### YOUR OBJECTIVE
Using the data below, copy every line that contains the word "question".

— start DATA FOR THE TASK —

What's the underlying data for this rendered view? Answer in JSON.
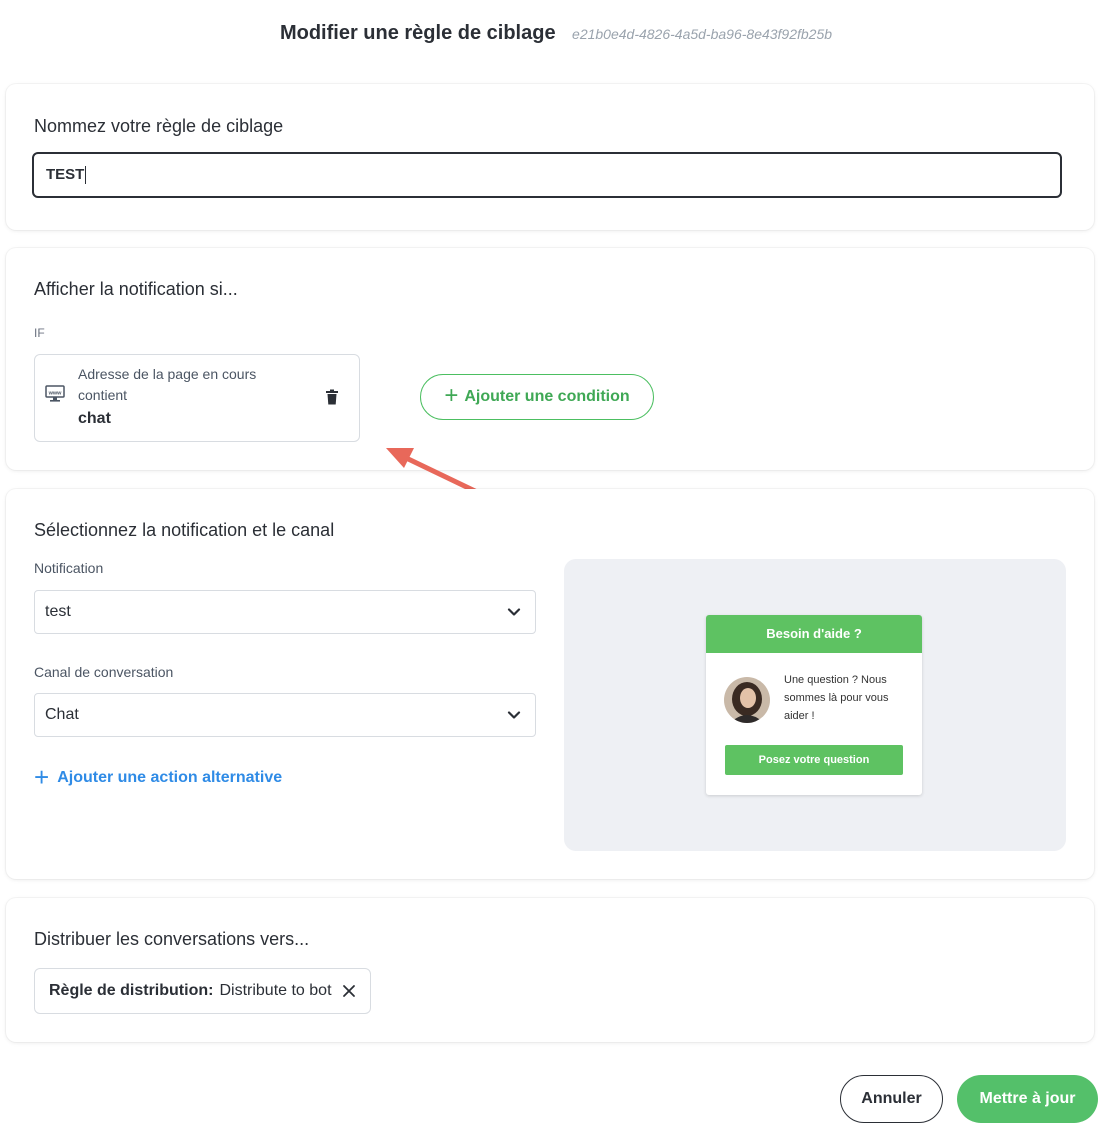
{
  "header": {
    "title": "Modifier une règle de ciblage",
    "rule_id": "e21b0e4d-4826-4a5d-ba96-8e43f92fb25b"
  },
  "name_section": {
    "title": "Nommez votre règle de ciblage",
    "input_value": "TEST"
  },
  "conditions_section": {
    "title": "Afficher la notification si...",
    "if_label": "IF",
    "condition": {
      "icon": "www-icon",
      "line1": "Adresse de la page en cours",
      "line2": "contient",
      "value": "chat"
    },
    "add_condition_label": "Ajouter une condition"
  },
  "notification_section": {
    "title": "Sélectionnez la notification et le canal",
    "notification_label": "Notification",
    "notification_value": "test",
    "channel_label": "Canal de conversation",
    "channel_value": "Chat",
    "alt_action_label": "Ajouter une action alternative",
    "preview": {
      "header": "Besoin d'aide ?",
      "message": "Une question ? Nous sommes là pour vous aider !",
      "button": "Posez votre question"
    }
  },
  "distribution_section": {
    "title": "Distribuer les conversations vers...",
    "tag_label": "Règle de distribution:",
    "tag_value": "Distribute to bot"
  },
  "footer": {
    "cancel_label": "Annuler",
    "update_label": "Mettre à jour"
  },
  "colors": {
    "accent_green": "#54c06a",
    "link_blue": "#2f8be6",
    "arrow_red": "#e8685a"
  }
}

— end DATA FOR THE TASK —

### SOLUTION
      "message": "Une question ? Nous sommes là pour vous aider !",
      "button": "Posez votre question"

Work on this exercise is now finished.